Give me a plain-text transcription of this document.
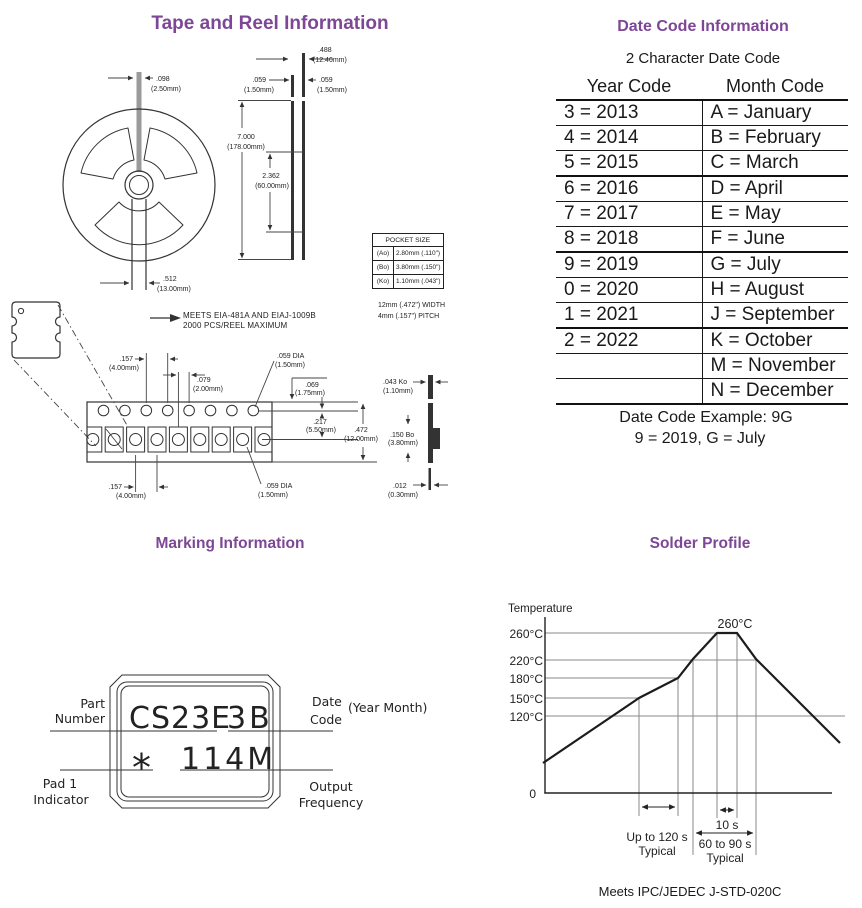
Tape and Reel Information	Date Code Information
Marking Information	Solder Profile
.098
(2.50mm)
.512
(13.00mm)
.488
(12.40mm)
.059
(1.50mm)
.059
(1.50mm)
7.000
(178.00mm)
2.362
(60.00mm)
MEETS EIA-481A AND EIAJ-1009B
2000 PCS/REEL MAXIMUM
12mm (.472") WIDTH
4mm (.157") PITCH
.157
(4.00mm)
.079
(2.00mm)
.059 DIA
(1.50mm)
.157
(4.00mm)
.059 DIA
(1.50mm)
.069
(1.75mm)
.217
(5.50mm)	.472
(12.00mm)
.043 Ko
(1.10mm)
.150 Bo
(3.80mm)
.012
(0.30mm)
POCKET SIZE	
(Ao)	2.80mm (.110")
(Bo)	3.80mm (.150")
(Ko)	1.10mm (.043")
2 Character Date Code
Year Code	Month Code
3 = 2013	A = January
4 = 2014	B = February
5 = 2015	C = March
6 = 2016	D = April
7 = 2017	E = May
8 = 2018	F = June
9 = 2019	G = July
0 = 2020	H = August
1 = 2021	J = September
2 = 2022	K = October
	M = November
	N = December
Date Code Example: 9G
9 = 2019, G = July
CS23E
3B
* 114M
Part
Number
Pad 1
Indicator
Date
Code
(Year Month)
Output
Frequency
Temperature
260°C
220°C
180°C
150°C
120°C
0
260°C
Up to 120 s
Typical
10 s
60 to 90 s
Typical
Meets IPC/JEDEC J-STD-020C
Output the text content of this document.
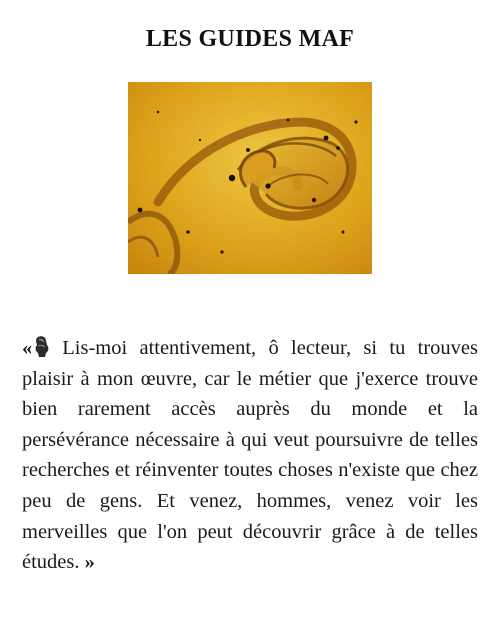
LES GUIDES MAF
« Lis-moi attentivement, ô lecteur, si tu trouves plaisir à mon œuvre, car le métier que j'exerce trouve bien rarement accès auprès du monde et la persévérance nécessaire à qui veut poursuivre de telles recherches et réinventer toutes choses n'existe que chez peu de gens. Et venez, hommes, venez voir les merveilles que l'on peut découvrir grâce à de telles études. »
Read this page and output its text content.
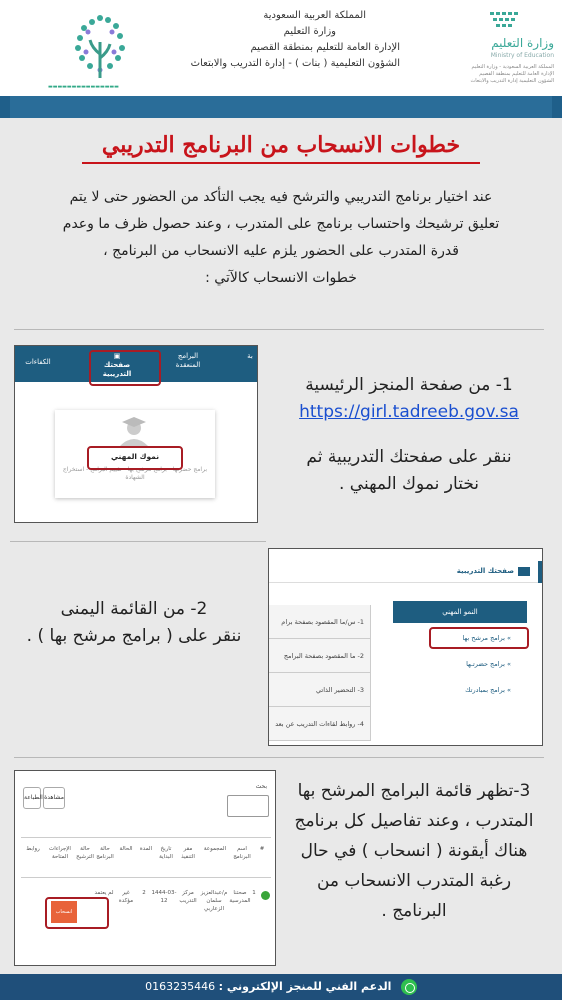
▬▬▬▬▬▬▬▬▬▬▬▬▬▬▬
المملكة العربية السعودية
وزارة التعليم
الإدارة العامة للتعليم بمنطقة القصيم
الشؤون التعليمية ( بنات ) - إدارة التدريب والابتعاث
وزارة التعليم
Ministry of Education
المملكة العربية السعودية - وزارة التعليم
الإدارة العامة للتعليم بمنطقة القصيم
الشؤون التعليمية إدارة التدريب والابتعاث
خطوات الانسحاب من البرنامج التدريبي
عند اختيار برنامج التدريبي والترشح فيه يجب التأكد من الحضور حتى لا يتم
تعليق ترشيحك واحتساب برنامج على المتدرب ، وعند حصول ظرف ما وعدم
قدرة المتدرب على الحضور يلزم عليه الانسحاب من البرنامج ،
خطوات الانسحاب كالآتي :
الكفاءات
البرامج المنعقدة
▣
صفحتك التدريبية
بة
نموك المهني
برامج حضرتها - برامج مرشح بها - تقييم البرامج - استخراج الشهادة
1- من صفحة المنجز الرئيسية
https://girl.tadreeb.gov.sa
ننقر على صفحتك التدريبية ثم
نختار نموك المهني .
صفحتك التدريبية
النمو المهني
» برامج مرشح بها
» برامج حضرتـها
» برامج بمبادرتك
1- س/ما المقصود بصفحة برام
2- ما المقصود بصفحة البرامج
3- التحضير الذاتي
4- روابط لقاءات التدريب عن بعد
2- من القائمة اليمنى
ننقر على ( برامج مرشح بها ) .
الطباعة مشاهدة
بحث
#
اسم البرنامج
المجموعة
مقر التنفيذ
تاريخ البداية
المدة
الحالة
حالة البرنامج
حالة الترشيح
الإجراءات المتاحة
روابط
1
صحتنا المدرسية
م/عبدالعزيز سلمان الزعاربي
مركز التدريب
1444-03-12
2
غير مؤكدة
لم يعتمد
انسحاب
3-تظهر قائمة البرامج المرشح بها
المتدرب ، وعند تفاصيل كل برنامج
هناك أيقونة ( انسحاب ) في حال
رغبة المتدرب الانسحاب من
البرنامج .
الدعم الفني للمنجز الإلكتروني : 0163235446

───

Without the pictures, copy the material exactly as given.

● Full response
Give me a plain-text transcription of this document.
Tape and Reel Information	Date Code Information
Marking Information	Solder Profile
.098
(2.50mm)
.512
(13.00mm)
.488
(12.40mm)
.059
(1.50mm)
.059
(1.50mm)
7.000
(178.00mm)
2.362
(60.00mm)
MEETS EIA-481A AND EIAJ-1009B
2000 PCS/REEL MAXIMUM
12mm (.472") WIDTH
4mm (.157") PITCH
.157
(4.00mm)
.079
(2.00mm)
.059 DIA
(1.50mm)
.157
(4.00mm)
.059 DIA
(1.50mm)
.069
(1.75mm)
.217
(5.50mm)	.472
(12.00mm)
.043 Ko
(1.10mm)
.150 Bo
(3.80mm)
.012
(0.30mm)
POCKET SIZE	
(Ao)	2.80mm (.110")
(Bo)	3.80mm (.150")
(Ko)	1.10mm (.043")
2 Character Date Code
Year Code	Month Code
3 = 2013	A = January
4 = 2014	B = February
5 = 2015	C = March
6 = 2016	D = April
7 = 2017	E = May
8 = 2018	F = June
9 = 2019	G = July
0 = 2020	H = August
1 = 2021	J = September
2 = 2022	K = October
	M = November
	N = December
Date Code Example: 9G
9 = 2019, G = July
CS23E
3B
* 114M
Part
Number
Pad 1
Indicator
Date
Code
(Year Month)
Output
Frequency
Temperature
260°C
220°C
180°C
150°C
120°C
0
260°C
Up to 120 s
Typical
10 s
60 to 90 s
Typical
Meets IPC/JEDEC J-STD-020C
Output the text content of this document.
LES GUIDES MAF
« Lis-moi attentivement, ô lecteur, si tu trouves plaisir à mon œuvre, car le métier que j'exerce trouve bien rarement accès auprès du monde et la persévérance nécessaire à qui veut poursuivre de telles recherches et réinventer toutes choses n'existe que chez peu de gens. Et venez, hommes, venez voir les merveilles que l'on peut découvrir grâce à de telles études. »
Read this page and output its text content.
▬▬▬▬▬▬▬▬▬▬▬▬▬▬▬
المملكة العربية السعودية
وزارة التعليم
الإدارة العامة للتعليم بمنطقة القصيم
الشؤون التعليمية ( بنات ) - إدارة التدريب والابتعاث
وزارة التعليم
Ministry of Education
المملكة العربية السعودية - وزارة التعليم
الإدارة العامة للتعليم بمنطقة القصيم
الشؤون التعليمية إدارة التدريب والابتعاث
خطوات الانسحاب من البرنامج التدريبي
عند اختيار برنامج التدريبي والترشح فيه يجب التأكد من الحضور حتى لا يتم
تعليق ترشيحك واحتساب برنامج على المتدرب ، وعند حصول ظرف ما وعدم
قدرة المتدرب على الحضور يلزم عليه الانسحاب من البرنامج ،
خطوات الانسحاب كالآتي :
الكفاءات
البرامج المنعقدة
▣
صفحتك التدريبية
بة
نموك المهني
برامج حضرتها - برامج مرشح بها - تقييم البرامج - استخراج الشهادة
1- من صفحة المنجز الرئيسية
https://girl.tadreeb.gov.sa
ننقر على صفحتك التدريبية ثم
نختار نموك المهني .
صفحتك التدريبية
النمو المهني
» برامج مرشح بها
» برامج حضرتـها
» برامج بمبادرتك
1- س/ما المقصود بصفحة برام
2- ما المقصود بصفحة البرامج
3- التحضير الذاتي
4- روابط لقاءات التدريب عن بعد
2- من القائمة اليمنى
ننقر على ( برامج مرشح بها ) .
الطباعة مشاهدة
بحث
#
اسم البرنامج
المجموعة
مقر التنفيذ
تاريخ البداية
المدة
الحالة
حالة البرنامج
حالة الترشيح
الإجراءات المتاحة
روابط
1
صحتنا المدرسية
م/عبدالعزيز سلمان الزعاربي
مركز التدريب
1444-03-12
2
غير مؤكدة
لم يعتمد
انسحاب
3-تظهر قائمة البرامج المرشح بها
المتدرب ، وعند تفاصيل كل برنامج
هناك أيقونة ( انسحاب ) في حال
رغبة المتدرب الانسحاب من
البرنامج .
الدعم الفني للمنجز الإلكتروني : 0163235446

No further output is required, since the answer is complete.